# EXERCISE OBJECTIVE:
Work out how many lines of the listing hold the string "this". Answer with that number alone.

# SOURCE MATERIAL:

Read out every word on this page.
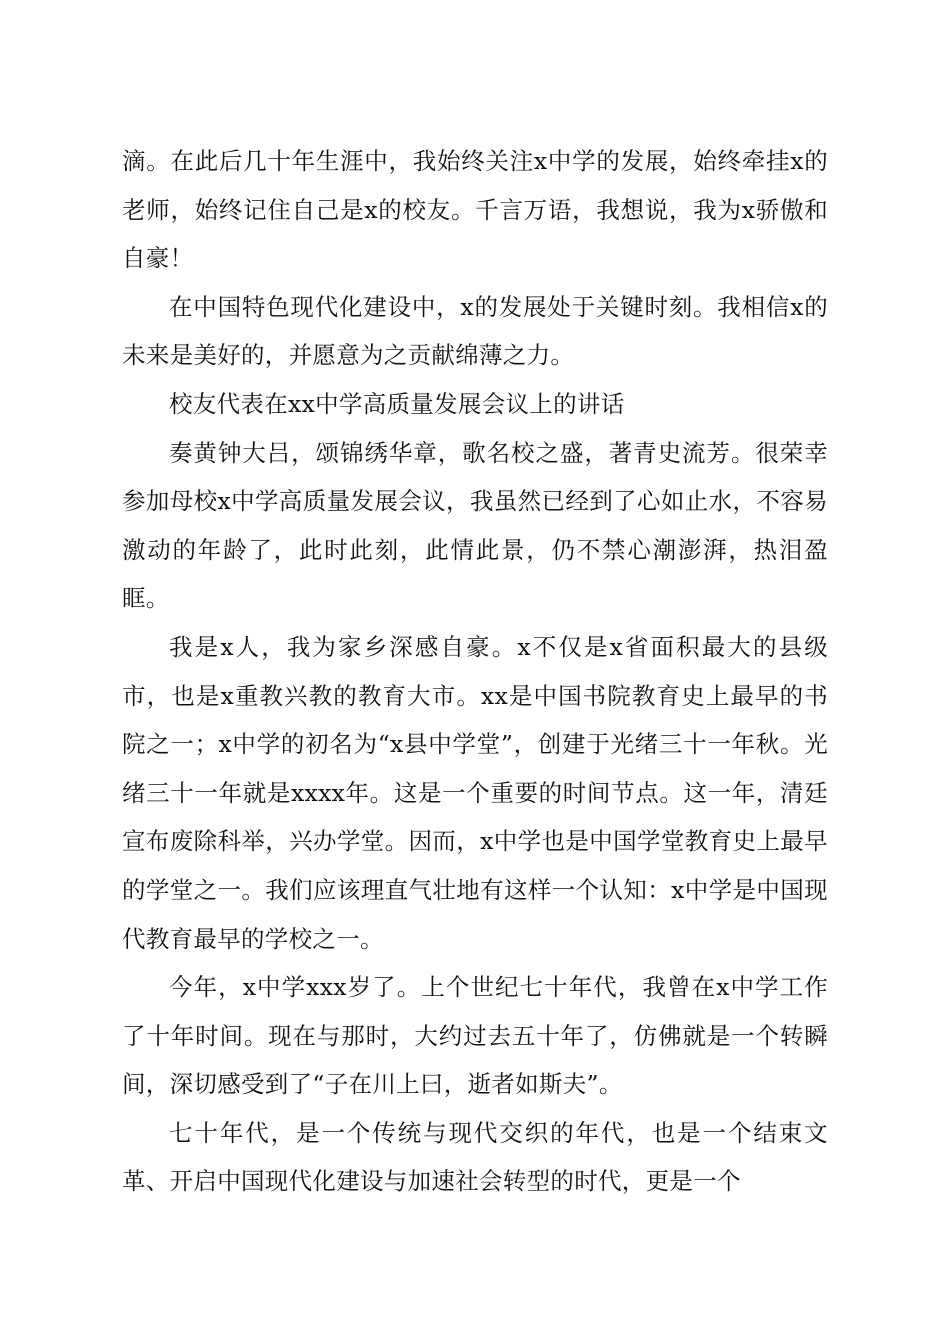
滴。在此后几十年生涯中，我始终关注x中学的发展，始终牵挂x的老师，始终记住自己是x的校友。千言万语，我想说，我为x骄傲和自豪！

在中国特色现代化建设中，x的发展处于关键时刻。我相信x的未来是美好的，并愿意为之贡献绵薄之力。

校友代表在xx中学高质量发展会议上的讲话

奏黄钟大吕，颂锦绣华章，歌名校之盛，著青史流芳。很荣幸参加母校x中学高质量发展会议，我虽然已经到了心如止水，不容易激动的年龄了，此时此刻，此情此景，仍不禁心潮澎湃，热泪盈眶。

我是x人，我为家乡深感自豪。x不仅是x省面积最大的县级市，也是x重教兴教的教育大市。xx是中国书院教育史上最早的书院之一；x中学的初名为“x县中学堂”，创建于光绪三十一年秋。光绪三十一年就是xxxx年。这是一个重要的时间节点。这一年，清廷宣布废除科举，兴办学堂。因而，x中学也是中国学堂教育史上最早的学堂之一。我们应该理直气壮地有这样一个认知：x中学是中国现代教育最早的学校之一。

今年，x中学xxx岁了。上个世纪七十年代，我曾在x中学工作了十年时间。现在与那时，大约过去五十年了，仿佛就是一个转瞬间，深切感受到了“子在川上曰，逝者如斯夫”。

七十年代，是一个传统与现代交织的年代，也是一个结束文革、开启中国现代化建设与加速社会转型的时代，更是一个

---

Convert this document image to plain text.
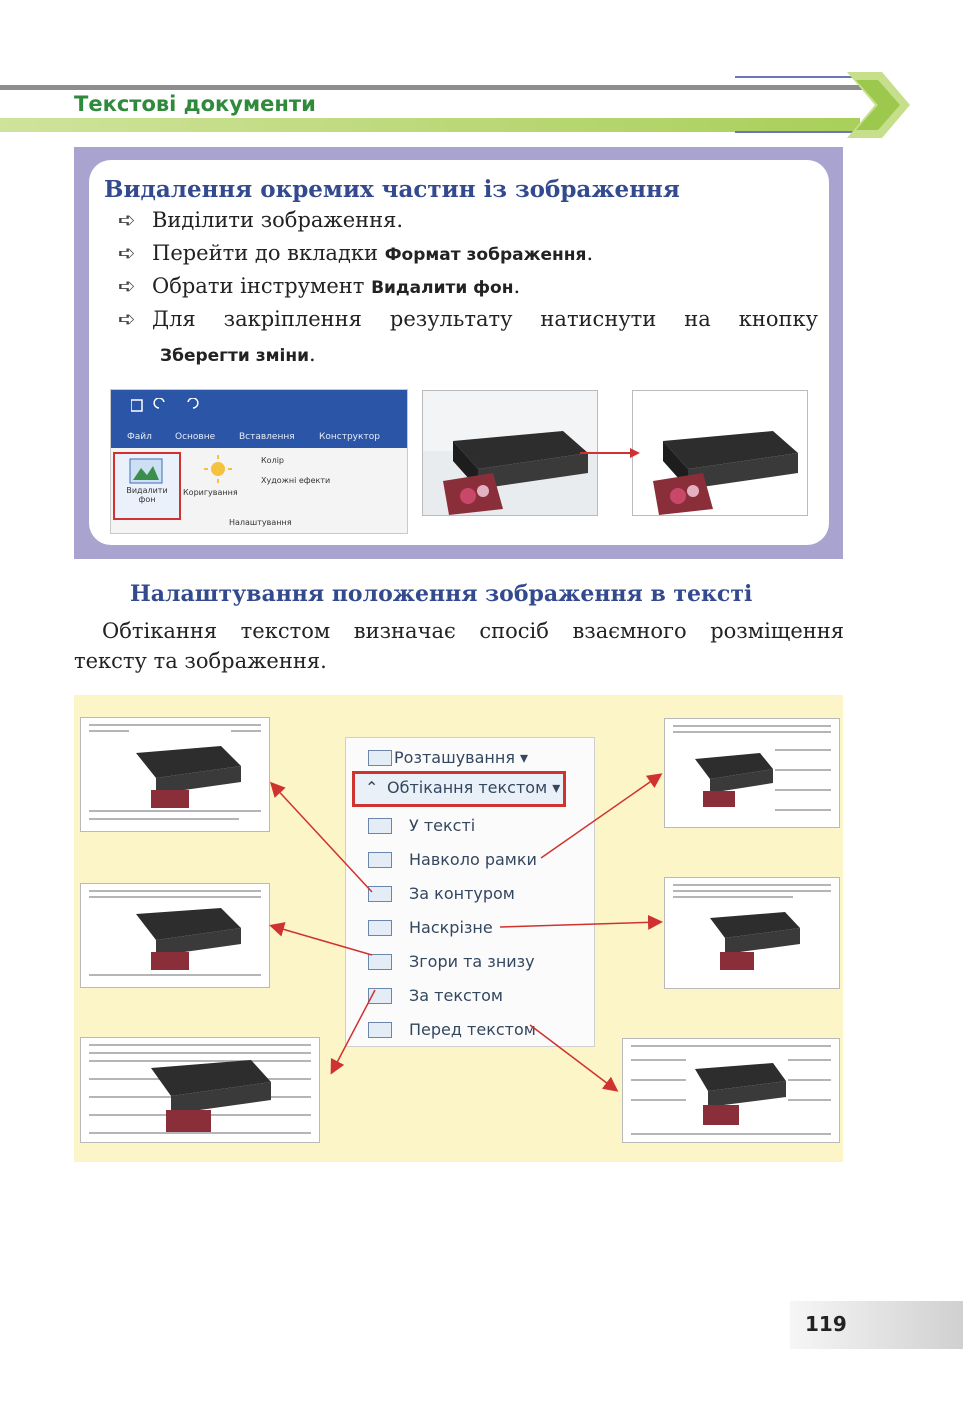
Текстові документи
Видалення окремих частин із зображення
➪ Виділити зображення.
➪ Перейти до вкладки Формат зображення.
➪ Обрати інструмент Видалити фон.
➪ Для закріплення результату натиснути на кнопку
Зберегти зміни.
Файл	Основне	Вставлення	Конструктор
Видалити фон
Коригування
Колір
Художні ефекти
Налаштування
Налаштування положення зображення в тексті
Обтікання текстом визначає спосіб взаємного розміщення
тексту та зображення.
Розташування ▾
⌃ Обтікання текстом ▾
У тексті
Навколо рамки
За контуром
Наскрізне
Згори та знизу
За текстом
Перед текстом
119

# EXPECTED ANSWER:
2